» **Aim**:
From the listing below, extract each entry exactly as written, minus the images.

## begin

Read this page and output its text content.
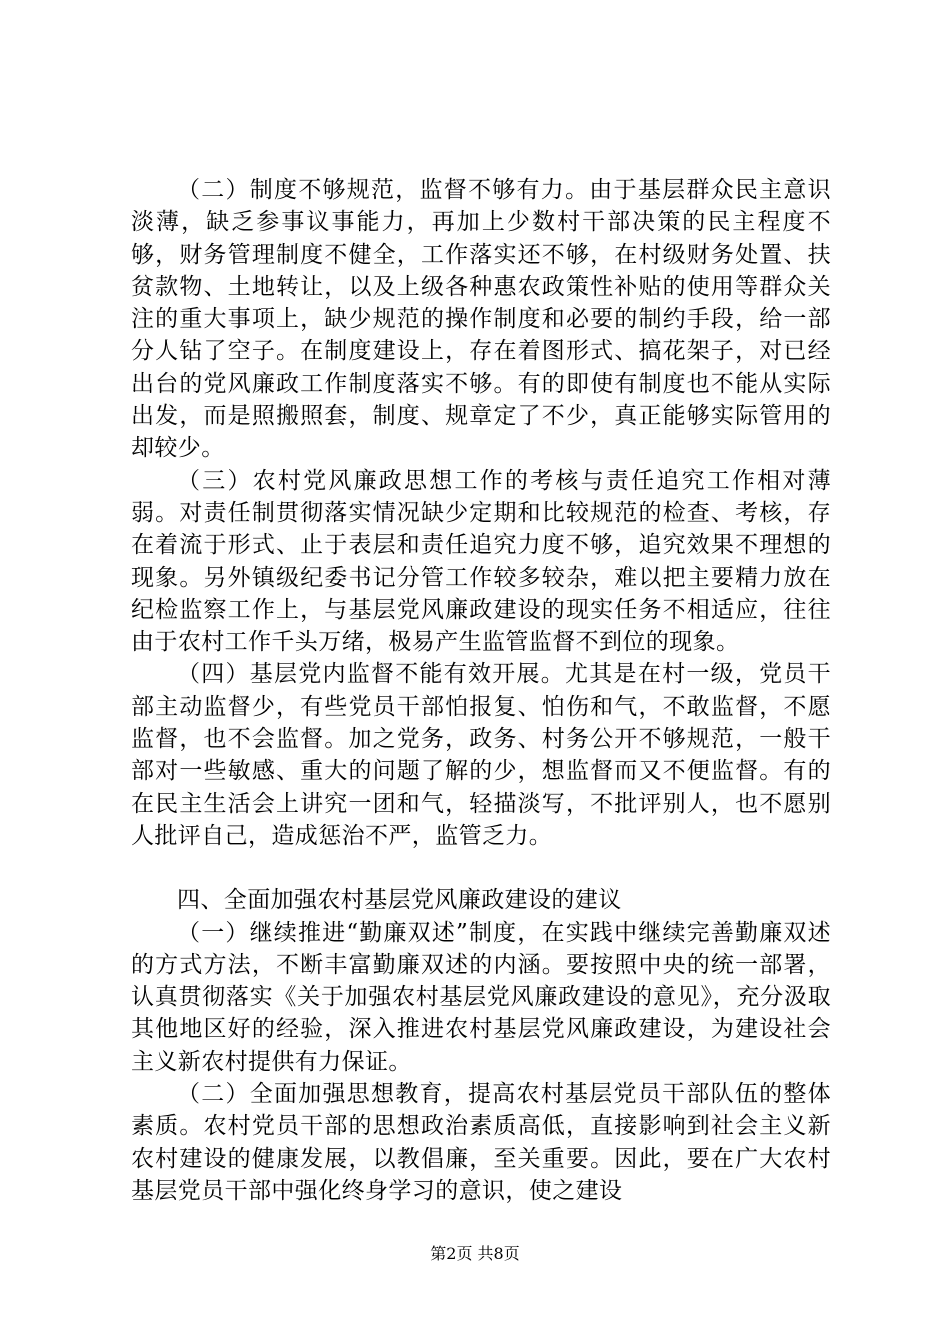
（二）制度不够规范，监督不够有力。由于基层群众民主意识淡薄，缺乏参事议事能力，再加上少数村干部决策的民主程度不够，财务管理制度不健全，工作落实还不够，在村级财务处置、扶贫款物、土地转让，以及上级各种惠农政策性补贴的使用等群众关注的重大事项上，缺少规范的操作制度和必要的制约手段，给一部分人钻了空子。在制度建设上，存在着图形式、搞花架子，对已经出台的党风廉政工作制度落实不够。有的即使有制度也不能从实际出发，而是照搬照套，制度、规章定了不少，真正能够实际管用的却较少。

（三）农村党风廉政思想工作的考核与责任追究工作相对薄弱。对责任制贯彻落实情况缺少定期和比较规范的检查、考核，存在着流于形式、止于表层和责任追究力度不够，追究效果不理想的现象。另外镇级纪委书记分管工作较多较杂，难以把主要精力放在纪检监察工作上，与基层党风廉政建设的现实任务不相适应，往往由于农村工作千头万绪，极易产生监管监督不到位的现象。

（四）基层党内监督不能有效开展。尤其是在村一级，党员干部主动监督少，有些党员干部怕报复、怕伤和气，不敢监督，不愿监督，也不会监督。加之党务，政务、村务公开不够规范，一般干部对一些敏感、重大的问题了解的少，想监督而又不便监督。有的在民主生活会上讲究一团和气，轻描淡写，不批评别人，也不愿别人批评自己，造成惩治不严，监管乏力。

四、全面加强农村基层党风廉政建设的建议

（一）继续推进“勤廉双述”制度，在实践中继续完善勤廉双述的方式方法，不断丰富勤廉双述的内涵。要按照中央的统一部署，认真贯彻落实《关于加强农村基层党风廉政建设的意见》，充分汲取其他地区好的经验，深入推进农村基层党风廉政建设，为建设社会主义新农村提供有力保证。

（二）全面加强思想教育，提高农村基层党员干部队伍的整体素质。农村党员干部的思想政治素质高低，直接影响到社会主义新农村建设的健康发展，以教倡廉，至关重要。因此，要在广大农村基层党员干部中强化终身学习的意识，使之建设

第2页 共8页
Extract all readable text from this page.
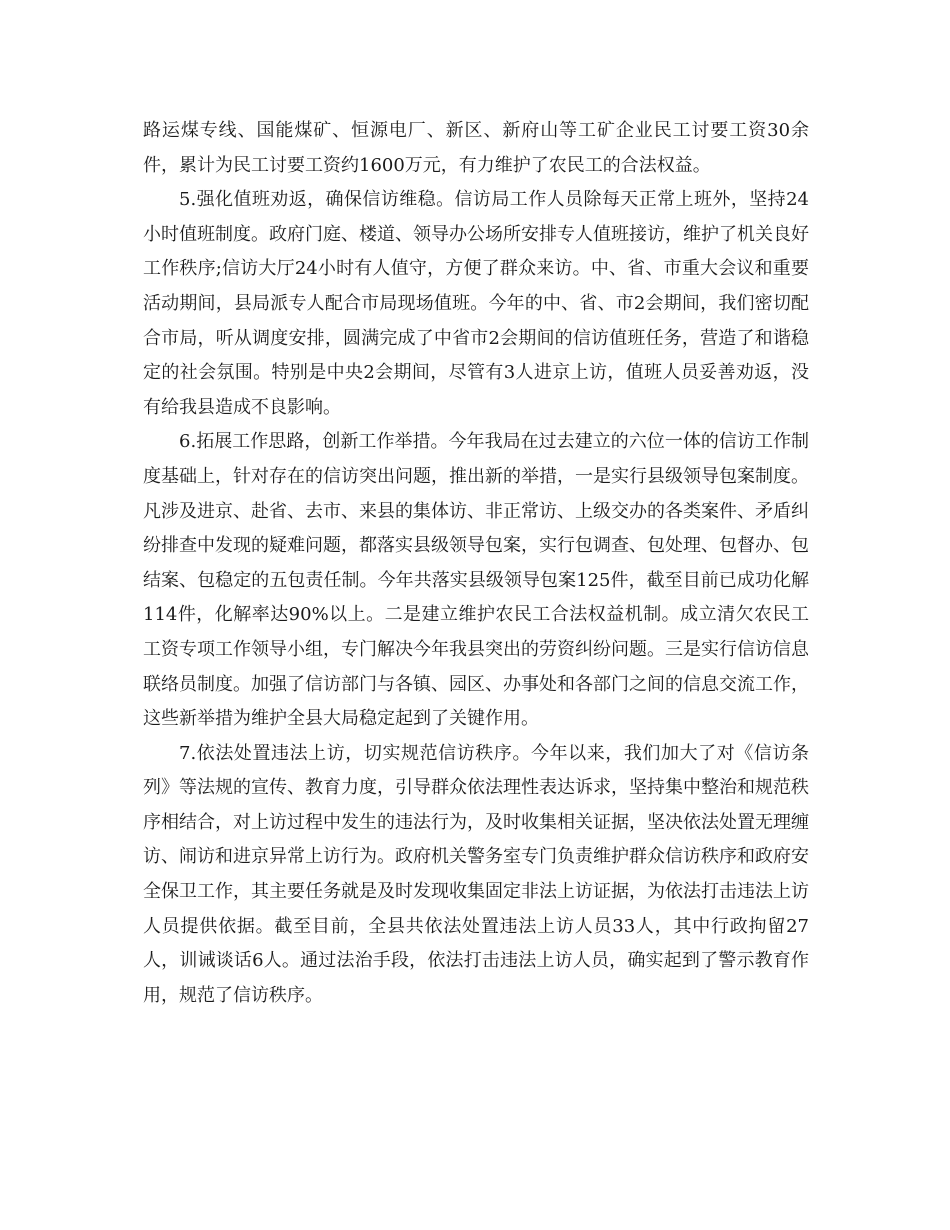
路运煤专线、国能煤矿、恒源电厂、新区、新府山等工矿企业民工讨要工资30余件，累计为民工讨要工资约1600万元，有力维护了农民工的合法权益。

5.强化值班劝返，确保信访维稳。信访局工作人员除每天正常上班外，坚持24小时值班制度。政府门庭、楼道、领导办公场所安排专人值班接访，维护了机关良好工作秩序;信访大厅24小时有人值守，方便了群众来访。中、省、市重大会议和重要活动期间，县局派专人配合市局现场值班。今年的中、省、市2会期间，我们密切配合市局，听从调度安排，圆满完成了中省市2会期间的信访值班任务，营造了和谐稳定的社会氛围。特别是中央2会期间，尽管有3人进京上访，值班人员妥善劝返，没有给我县造成不良影响。

6.拓展工作思路，创新工作举措。今年我局在过去建立的六位一体的信访工作制度基础上，针对存在的信访突出问题，推出新的举措，一是实行县级领导包案制度。凡涉及进京、赴省、去市、来县的集体访、非正常访、上级交办的各类案件、矛盾纠纷排查中发现的疑难问题，都落实县级领导包案，实行包调查、包处理、包督办、包结案、包稳定的五包责任制。今年共落实县级领导包案125件，截至目前已成功化解114件，化解率达90%以上。二是建立维护农民工合法权益机制。成立清欠农民工工资专项工作领导小组，专门解决今年我县突出的劳资纠纷问题。三是实行信访信息联络员制度。加强了信访部门与各镇、园区、办事处和各部门之间的信息交流工作，这些新举措为维护全县大局稳定起到了关键作用。

7.依法处置违法上访，切实规范信访秩序。今年以来，我们加大了对《信访条列》等法规的宣传、教育力度，引导群众依法理性表达诉求，坚持集中整治和规范秩序相结合，对上访过程中发生的违法行为，及时收集相关证据，坚决依法处置无理缠访、闹访和进京异常上访行为。政府机关警务室专门负责维护群众信访秩序和政府安全保卫工作，其主要任务就是及时发现收集固定非法上访证据，为依法打击违法上访人员提供依据。截至目前，全县共依法处置违法上访人员33人，其中行政拘留27人，训诫谈话6人。通过法治手段，依法打击违法上访人员，确实起到了警示教育作用，规范了信访秩序。
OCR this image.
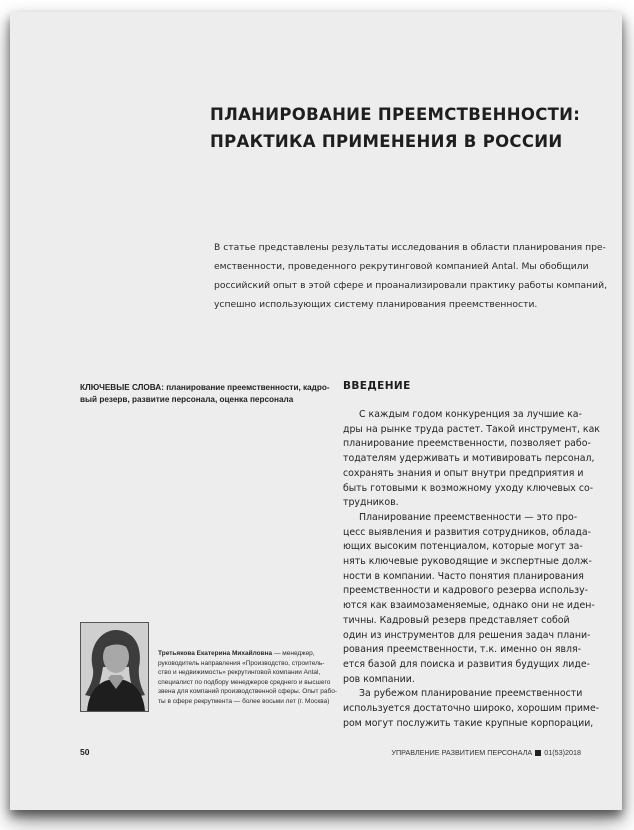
ПЛАНИРОВАНИЕ ПРЕЕМСТВЕННОСТИ:
ПРАКТИКА ПРИМЕНЕНИЯ В РОССИИ
В статье представлены результаты исследования в области планирования пре-
емственности, проведенного рекрутинговой компанией Antal. Мы обобщили
российский опыт в этой сфере и проанализировали практику работы компаний,
успешно использующих систему планирования преемственности.
КЛЮЧЕВЫЕ СЛОВА: планирование преемственности, кадро-
вый резерв, развитие персонала, оценка персонала
ВВЕДЕНИЕ
С каждым годом конкуренция за лучшие ка-
дры на рынке труда растет. Такой инструмент, как
планирование преемственности, позволяет рабо-
тодателям удерживать и мотивировать персонал,
сохранять знания и опыт внутри предприятия и
быть готовыми к возможному уходу ключевых со-
трудников.
Планирование преемственности — это про-
цесс выявления и развития сотрудников, облада-
ющих высоким потенциалом, которые могут за-
нять ключевые руководящие и экспертные долж-
ности в компании. Часто понятия планирования
преемственности и кадрового резерва использу-
ются как взаимозаменяемые, однако они не иден-
тичны. Кадровый резерв представляет собой
один из инструментов для решения задач плани-
рования преемственности, т.к. именно он явля-
ется базой для поиска и развития будущих лиде-
ров компании.
За рубежом планирование преемственности
используется достаточно широко, хорошим приме-
ром могут послужить такие крупные корпорации,
Третьякова Екатерина Михайловна — менеджер,
руководитель направления «Производство, строитель-
ство и недвижимость» рекрутинговой компании Antal,
специалист по подбору менеджеров среднего и высшего
звена для компаний производственной сферы. Опыт рабо-
ты в сфере рекрутмента — более восьми лет (г. Москва)
50	УПРАВЛЕНИЕ РАЗВИТИЕМ ПЕРСОНАЛА 01(53)2018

## end

» **Solution**:
Read this page and output its text content.
（二）制度不够规范，监督不够有力。由于基层群众民主意识淡薄，缺乏参事议事能力，再加上少数村干部决策的民主程度不够，财务管理制度不健全，工作落实还不够，在村级财务处置、扶贫款物、土地转让，以及上级各种惠农政策性补贴的使用等群众关注的重大事项上，缺少规范的操作制度和必要的制约手段，给一部分人钻了空子。在制度建设上，存在着图形式、搞花架子，对已经出台的党风廉政工作制度落实不够。有的即使有制度也不能从实际出发，而是照搬照套，制度、规章定了不少，真正能够实际管用的却较少。

（三）农村党风廉政思想工作的考核与责任追究工作相对薄弱。对责任制贯彻落实情况缺少定期和比较规范的检查、考核，存在着流于形式、止于表层和责任追究力度不够，追究效果不理想的现象。另外镇级纪委书记分管工作较多较杂，难以把主要精力放在纪检监察工作上，与基层党风廉政建设的现实任务不相适应，往往由于农村工作千头万绪，极易产生监管监督不到位的现象。

（四）基层党内监督不能有效开展。尤其是在村一级，党员干部主动监督少，有些党员干部怕报复、怕伤和气，不敢监督，不愿监督，也不会监督。加之党务，政务、村务公开不够规范，一般干部对一些敏感、重大的问题了解的少，想监督而又不便监督。有的在民主生活会上讲究一团和气，轻描淡写，不批评别人，也不愿别人批评自己，造成惩治不严，监管乏力。

四、全面加强农村基层党风廉政建设的建议

（一）继续推进“勤廉双述”制度，在实践中继续完善勤廉双述的方式方法，不断丰富勤廉双述的内涵。要按照中央的统一部署，认真贯彻落实《关于加强农村基层党风廉政建设的意见》，充分汲取其他地区好的经验，深入推进农村基层党风廉政建设，为建设社会主义新农村提供有力保证。

（二）全面加强思想教育，提高农村基层党员干部队伍的整体素质。农村党员干部的思想政治素质高低，直接影响到社会主义新农村建设的健康发展，以教倡廉，至关重要。因此，要在广大农村基层党员干部中强化终身学习的意识，使之建设

第2页 共8页
Extract all readable text from this page.
路运煤专线、国能煤矿、恒源电厂、新区、新府山等工矿企业民工讨要工资30余件，累计为民工讨要工资约1600万元，有力维护了农民工的合法权益。

5.强化值班劝返，确保信访维稳。信访局工作人员除每天正常上班外，坚持24小时值班制度。政府门庭、楼道、领导办公场所安排专人值班接访，维护了机关良好工作秩序;信访大厅24小时有人值守，方便了群众来访。中、省、市重大会议和重要活动期间，县局派专人配合市局现场值班。今年的中、省、市2会期间，我们密切配合市局，听从调度安排，圆满完成了中省市2会期间的信访值班任务，营造了和谐稳定的社会氛围。特别是中央2会期间，尽管有3人进京上访，值班人员妥善劝返，没有给我县造成不良影响。

6.拓展工作思路，创新工作举措。今年我局在过去建立的六位一体的信访工作制度基础上，针对存在的信访突出问题，推出新的举措，一是实行县级领导包案制度。凡涉及进京、赴省、去市、来县的集体访、非正常访、上级交办的各类案件、矛盾纠纷排查中发现的疑难问题，都落实县级领导包案，实行包调查、包处理、包督办、包结案、包稳定的五包责任制。今年共落实县级领导包案125件，截至目前已成功化解114件，化解率达90%以上。二是建立维护农民工合法权益机制。成立清欠农民工工资专项工作领导小组，专门解决今年我县突出的劳资纠纷问题。三是实行信访信息联络员制度。加强了信访部门与各镇、园区、办事处和各部门之间的信息交流工作，这些新举措为维护全县大局稳定起到了关键作用。

7.依法处置违法上访，切实规范信访秩序。今年以来，我们加大了对《信访条列》等法规的宣传、教育力度，引导群众依法理性表达诉求，坚持集中整治和规范秩序相结合，对上访过程中发生的违法行为，及时收集相关证据，坚决依法处置无理缠访、闹访和进京异常上访行为。政府机关警务室专门负责维护群众信访秩序和政府安全保卫工作，其主要任务就是及时发现收集固定非法上访证据，为依法打击违法上访人员提供依据。截至目前，全县共依法处置违法上访人员33人，其中行政拘留27人，训诫谈话6人。通过法治手段，依法打击违法上访人员，确实起到了警示教育作用，规范了信访秩序。
OCR this image.
ПЛАНИРОВАНИЕ ПРЕЕМСТВЕННОСТИ:
ПРАКТИКА ПРИМЕНЕНИЯ В РОССИИ
В статье представлены результаты исследования в области планирования пре-
емственности, проведенного рекрутинговой компанией Antal. Мы обобщили
российский опыт в этой сфере и проанализировали практику работы компаний,
успешно использующих систему планирования преемственности.
КЛЮЧЕВЫЕ СЛОВА: планирование преемственности, кадро-
вый резерв, развитие персонала, оценка персонала
ВВЕДЕНИЕ
С каждым годом конкуренция за лучшие ка-
дры на рынке труда растет. Такой инструмент, как
планирование преемственности, позволяет рабо-
тодателям удерживать и мотивировать персонал,
сохранять знания и опыт внутри предприятия и
быть готовыми к возможному уходу ключевых со-
трудников.
Планирование преемственности — это про-
цесс выявления и развития сотрудников, облада-
ющих высоким потенциалом, которые могут за-
нять ключевые руководящие и экспертные долж-
ности в компании. Часто понятия планирования
преемственности и кадрового резерва использу-
ются как взаимозаменяемые, однако они не иден-
тичны. Кадровый резерв представляет собой
один из инструментов для решения задач плани-
рования преемственности, т.к. именно он явля-
ется базой для поиска и развития будущих лиде-
ров компании.
За рубежом планирование преемственности
используется достаточно широко, хорошим приме-
ром могут послужить такие крупные корпорации,
Третьякова Екатерина Михайловна — менеджер,
руководитель направления «Производство, строитель-
ство и недвижимость» рекрутинговой компании Antal,
специалист по подбору менеджеров среднего и высшего
звена для компаний производственной сферы. Опыт рабо-
ты в сфере рекрутмента — более восьми лет (г. Москва)
50	УПРАВЛЕНИЕ РАЗВИТИЕМ ПЕРСОНАЛА 01(53)2018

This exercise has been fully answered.